====== Given information
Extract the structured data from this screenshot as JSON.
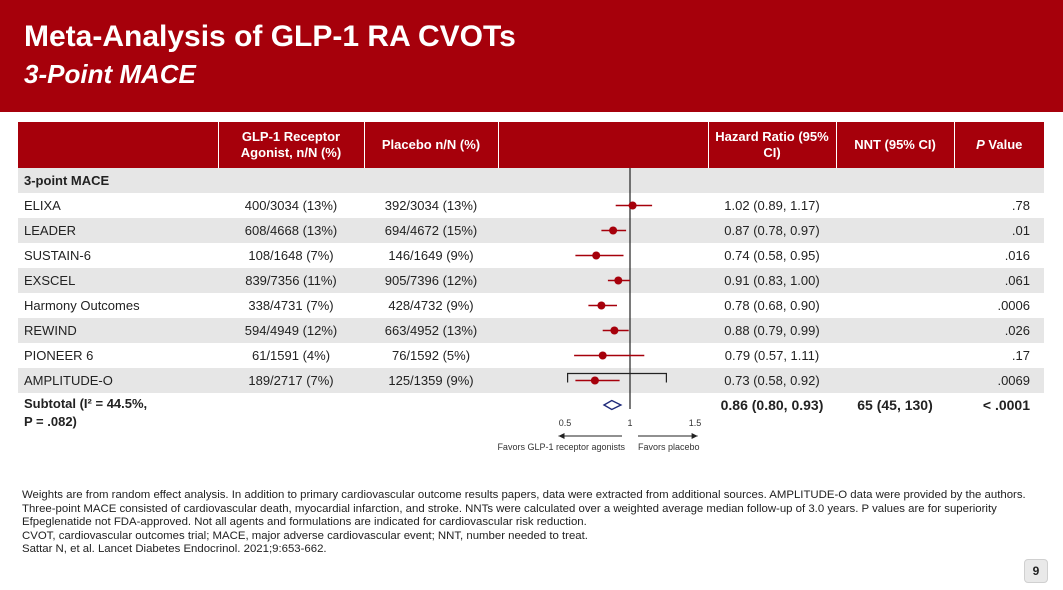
{
  "header": {
    "title": "Meta-Analysis of GLP-1 RA CVOTs",
    "subtitle": "3-Point MACE"
  },
  "table": {
    "columns": {
      "study": "",
      "glp1": "GLP-1 Receptor Agonist, n/N (%)",
      "placebo": "Placebo n/N (%)",
      "hr": "Hazard Ratio (95% CI)",
      "nnt": "NNT (95% CI)",
      "p_italic": "P",
      "p_rest": " Value"
    },
    "group_label": "3-point MACE",
    "rows": [
      {
        "study": "ELIXA",
        "glp1": "400/3034 (13%)",
        "placebo": "392/3034 (13%)",
        "hr_text": "1.02 (0.89, 1.17)",
        "p": ".78"
      },
      {
        "study": "LEADER",
        "glp1": "608/4668 (13%)",
        "placebo": "694/4672 (15%)",
        "hr_text": "0.87 (0.78, 0.97)",
        "p": ".01"
      },
      {
        "study": "SUSTAIN-6",
        "glp1": "108/1648 (7%)",
        "placebo": "146/1649 (9%)",
        "hr_text": "0.74 (0.58, 0.95)",
        "p": ".016"
      },
      {
        "study": "EXSCEL",
        "glp1": "839/7356 (11%)",
        "placebo": "905/7396 (12%)",
        "hr_text": "0.91 (0.83, 1.00)",
        "p": ".061"
      },
      {
        "study": "Harmony Outcomes",
        "glp1": "338/4731 (7%)",
        "placebo": "428/4732 (9%)",
        "hr_text": "0.78 (0.68, 0.90)",
        "p": ".0006"
      },
      {
        "study": "REWIND",
        "glp1": "594/4949 (12%)",
        "placebo": "663/4952 (13%)",
        "hr_text": "0.88 (0.79, 0.99)",
        "p": ".026"
      },
      {
        "study": "PIONEER 6",
        "glp1": "61/1591 (4%)",
        "placebo": "76/1592 (5%)",
        "hr_text": "0.79 (0.57, 1.11)",
        "p": ".17"
      },
      {
        "study": "AMPLITUDE-O",
        "glp1": "189/2717 (7%)",
        "placebo": "125/1359 (9%)",
        "hr_text": "0.73 (0.58, 0.92)",
        "p": ".0069"
      }
    ],
    "subtotal": {
      "label_line1": "Subtotal (I² = 44.5%,",
      "label_line2": "P = .082)",
      "hr_text": "0.86 (0.80, 0.93)",
      "nnt": "65 (45, 130)",
      "p": "< .0001"
    }
  },
  "chart_data": {
    "type": "forest",
    "reference_line": 1,
    "ticks": [
      0.5,
      1,
      1.5
    ],
    "tick_labels": [
      "0.5",
      "1",
      "1.5"
    ],
    "left_label": "Favors GLP-1 receptor agonists",
    "right_label": "Favors placebo",
    "studies": [
      {
        "name": "ELIXA",
        "hr": 1.02,
        "lo": 0.89,
        "hi": 1.17
      },
      {
        "name": "LEADER",
        "hr": 0.87,
        "lo": 0.78,
        "hi": 0.97
      },
      {
        "name": "SUSTAIN-6",
        "hr": 0.74,
        "lo": 0.58,
        "hi": 0.95
      },
      {
        "name": "EXSCEL",
        "hr": 0.91,
        "lo": 0.83,
        "hi": 1.0
      },
      {
        "name": "Harmony Outcomes",
        "hr": 0.78,
        "lo": 0.68,
        "hi": 0.9
      },
      {
        "name": "REWIND",
        "hr": 0.88,
        "lo": 0.79,
        "hi": 0.99
      },
      {
        "name": "PIONEER 6",
        "hr": 0.79,
        "lo": 0.57,
        "hi": 1.11
      },
      {
        "name": "AMPLITUDE-O",
        "hr": 0.73,
        "lo": 0.58,
        "hi": 0.92
      }
    ],
    "pooled": {
      "hr": 0.86,
      "lo": 0.8,
      "hi": 0.93
    },
    "colors": {
      "marker": "#a6000b",
      "line": "#222222",
      "diamond": "#1f2a7a"
    }
  },
  "footnotes": [
    "Weights are from random effect analysis. In addition to primary cardiovascular outcome results papers, data were extracted from additional sources. AMPLITUDE-O data were provided by the authors. Three-point MACE consisted of cardiovascular death, myocardial infarction, and stroke. NNTs were calculated over a weighted average median follow-up of 3.0 years. P values are for superiority",
    "Efpeglenatide not FDA-approved. Not all agents and formulations are indicated for cardiovascular risk reduction.",
    "CVOT, cardiovascular outcomes trial; MACE, major adverse cardiovascular event; NNT, number needed to treat.",
    "Sattar N, et al. Lancet Diabetes Endocrinol. 2021;9:653-662."
  ],
  "page_number": "9",
  "theme": {
    "header_bg": "#a6000b",
    "row_shade": "#e6e6e6"
  }
}
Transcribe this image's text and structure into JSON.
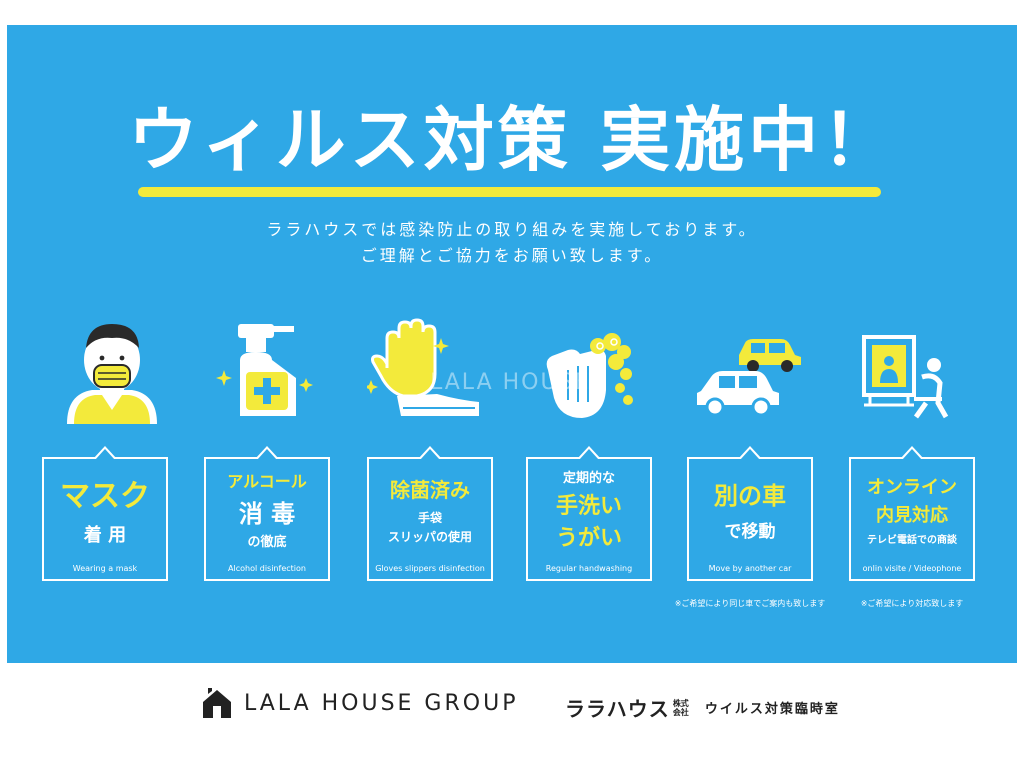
============
Exercise requirements |
Exact duplication of all the records is required; pictures are omitted from the copy.

Exercise solution |
Extract the structured data from this screenshot as JSON.
{
  "header": {
    "title": "Meta-Analysis of GLP-1 RA CVOTs",
    "subtitle": "3-Point MACE"
  },
  "table": {
    "columns": {
      "study": "",
      "glp1": "GLP-1 Receptor Agonist, n/N (%)",
      "placebo": "Placebo n/N (%)",
      "hr": "Hazard Ratio (95% CI)",
      "nnt": "NNT (95% CI)",
      "p_italic": "P",
      "p_rest": " Value"
    },
    "group_label": "3-point MACE",
    "rows": [
      {
        "study": "ELIXA",
        "glp1": "400/3034 (13%)",
        "placebo": "392/3034 (13%)",
        "hr_text": "1.02 (0.89, 1.17)",
        "p": ".78"
      },
      {
        "study": "LEADER",
        "glp1": "608/4668 (13%)",
        "placebo": "694/4672 (15%)",
        "hr_text": "0.87 (0.78, 0.97)",
        "p": ".01"
      },
      {
        "study": "SUSTAIN-6",
        "glp1": "108/1648 (7%)",
        "placebo": "146/1649 (9%)",
        "hr_text": "0.74 (0.58, 0.95)",
        "p": ".016"
      },
      {
        "study": "EXSCEL",
        "glp1": "839/7356 (11%)",
        "placebo": "905/7396 (12%)",
        "hr_text": "0.91 (0.83, 1.00)",
        "p": ".061"
      },
      {
        "study": "Harmony Outcomes",
        "glp1": "338/4731 (7%)",
        "placebo": "428/4732 (9%)",
        "hr_text": "0.78 (0.68, 0.90)",
        "p": ".0006"
      },
      {
        "study": "REWIND",
        "glp1": "594/4949 (12%)",
        "placebo": "663/4952 (13%)",
        "hr_text": "0.88 (0.79, 0.99)",
        "p": ".026"
      },
      {
        "study": "PIONEER 6",
        "glp1": "61/1591 (4%)",
        "placebo": "76/1592 (5%)",
        "hr_text": "0.79 (0.57, 1.11)",
        "p": ".17"
      },
      {
        "study": "AMPLITUDE-O",
        "glp1": "189/2717 (7%)",
        "placebo": "125/1359 (9%)",
        "hr_text": "0.73 (0.58, 0.92)",
        "p": ".0069"
      }
    ],
    "subtotal": {
      "label_line1": "Subtotal (I² = 44.5%,",
      "label_line2": "P = .082)",
      "hr_text": "0.86 (0.80, 0.93)",
      "nnt": "65 (45, 130)",
      "p": "< .0001"
    }
  },
  "chart_data": {
    "type": "forest",
    "reference_line": 1,
    "ticks": [
      0.5,
      1,
      1.5
    ],
    "tick_labels": [
      "0.5",
      "1",
      "1.5"
    ],
    "left_label": "Favors GLP-1 receptor agonists",
    "right_label": "Favors placebo",
    "studies": [
      {
        "name": "ELIXA",
        "hr": 1.02,
        "lo": 0.89,
        "hi": 1.17
      },
      {
        "name": "LEADER",
        "hr": 0.87,
        "lo": 0.78,
        "hi": 0.97
      },
      {
        "name": "SUSTAIN-6",
        "hr": 0.74,
        "lo": 0.58,
        "hi": 0.95
      },
      {
        "name": "EXSCEL",
        "hr": 0.91,
        "lo": 0.83,
        "hi": 1.0
      },
      {
        "name": "Harmony Outcomes",
        "hr": 0.78,
        "lo": 0.68,
        "hi": 0.9
      },
      {
        "name": "REWIND",
        "hr": 0.88,
        "lo": 0.79,
        "hi": 0.99
      },
      {
        "name": "PIONEER 6",
        "hr": 0.79,
        "lo": 0.57,
        "hi": 1.11
      },
      {
        "name": "AMPLITUDE-O",
        "hr": 0.73,
        "lo": 0.58,
        "hi": 0.92
      }
    ],
    "pooled": {
      "hr": 0.86,
      "lo": 0.8,
      "hi": 0.93
    },
    "colors": {
      "marker": "#a6000b",
      "line": "#222222",
      "diamond": "#1f2a7a"
    }
  },
  "footnotes": [
    "Weights are from random effect analysis. In addition to primary cardiovascular outcome results papers, data were extracted from additional sources. AMPLITUDE-O data were provided by the authors. Three-point MACE consisted of cardiovascular death, myocardial infarction, and stroke. NNTs were calculated over a weighted average median follow-up of 3.0 years. P values are for superiority",
    "Efpeglenatide not FDA-approved. Not all agents and formulations are indicated for cardiovascular risk reduction.",
    "CVOT, cardiovascular outcomes trial; MACE, major adverse cardiovascular event; NNT, number needed to treat.",
    "Sattar N, et al. Lancet Diabetes Endocrinol. 2021;9:653-662."
  ],
  "page_number": "9",
  "theme": {
    "header_bg": "#a6000b",
    "row_shade": "#e6e6e6"
  }
}
Transcribe this image's text and structure into JSON.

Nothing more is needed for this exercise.